### DIRECTION
All entries should be output exactly as they stand.

### RECORDS FOR PROCESSING

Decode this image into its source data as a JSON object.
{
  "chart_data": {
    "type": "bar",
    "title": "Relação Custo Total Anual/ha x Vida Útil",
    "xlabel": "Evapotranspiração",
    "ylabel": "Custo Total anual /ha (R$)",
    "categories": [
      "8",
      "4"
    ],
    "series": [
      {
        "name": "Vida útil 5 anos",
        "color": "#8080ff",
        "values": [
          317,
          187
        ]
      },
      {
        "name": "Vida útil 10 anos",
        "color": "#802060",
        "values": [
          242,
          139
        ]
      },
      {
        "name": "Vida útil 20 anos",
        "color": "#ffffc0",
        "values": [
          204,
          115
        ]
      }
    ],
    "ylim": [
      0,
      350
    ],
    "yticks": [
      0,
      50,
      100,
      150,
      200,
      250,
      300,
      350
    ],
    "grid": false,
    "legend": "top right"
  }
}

### EXERCISE RESULT
Decode this image into its source data as a JSON object.
{
  "chart_data": {
    "type": "bar",
    "title": "Relação Custo Total Anual/ha x Vida Útil",
    "xlabel": "Evapotranspiração",
    "ylabel": "Custo Total anual /ha (R$)",
    "categories": [
      "8",
      "4"
    ],
    "series": [
      {
        "name": "Vida útil 5 anos",
        "color": "#8080ff",
        "values": [
          317,
          187
        ]
      },
      {
        "name": "Vida útil 10 anos",
        "color": "#802060",
        "values": [
          242,
          139
        ]
      },
      {
        "name": "Vida útil 20 anos",
        "color": "#ffffc0",
        "values": [
          204,
          115
        ]
      }
    ],
    "ylim": [
      0,
      350
    ],
    "yticks": [
      0,
      50,
      100,
      150,
      200,
      250,
      300,
      350
    ],
    "grid": false,
    "legend": "top right"
  }
}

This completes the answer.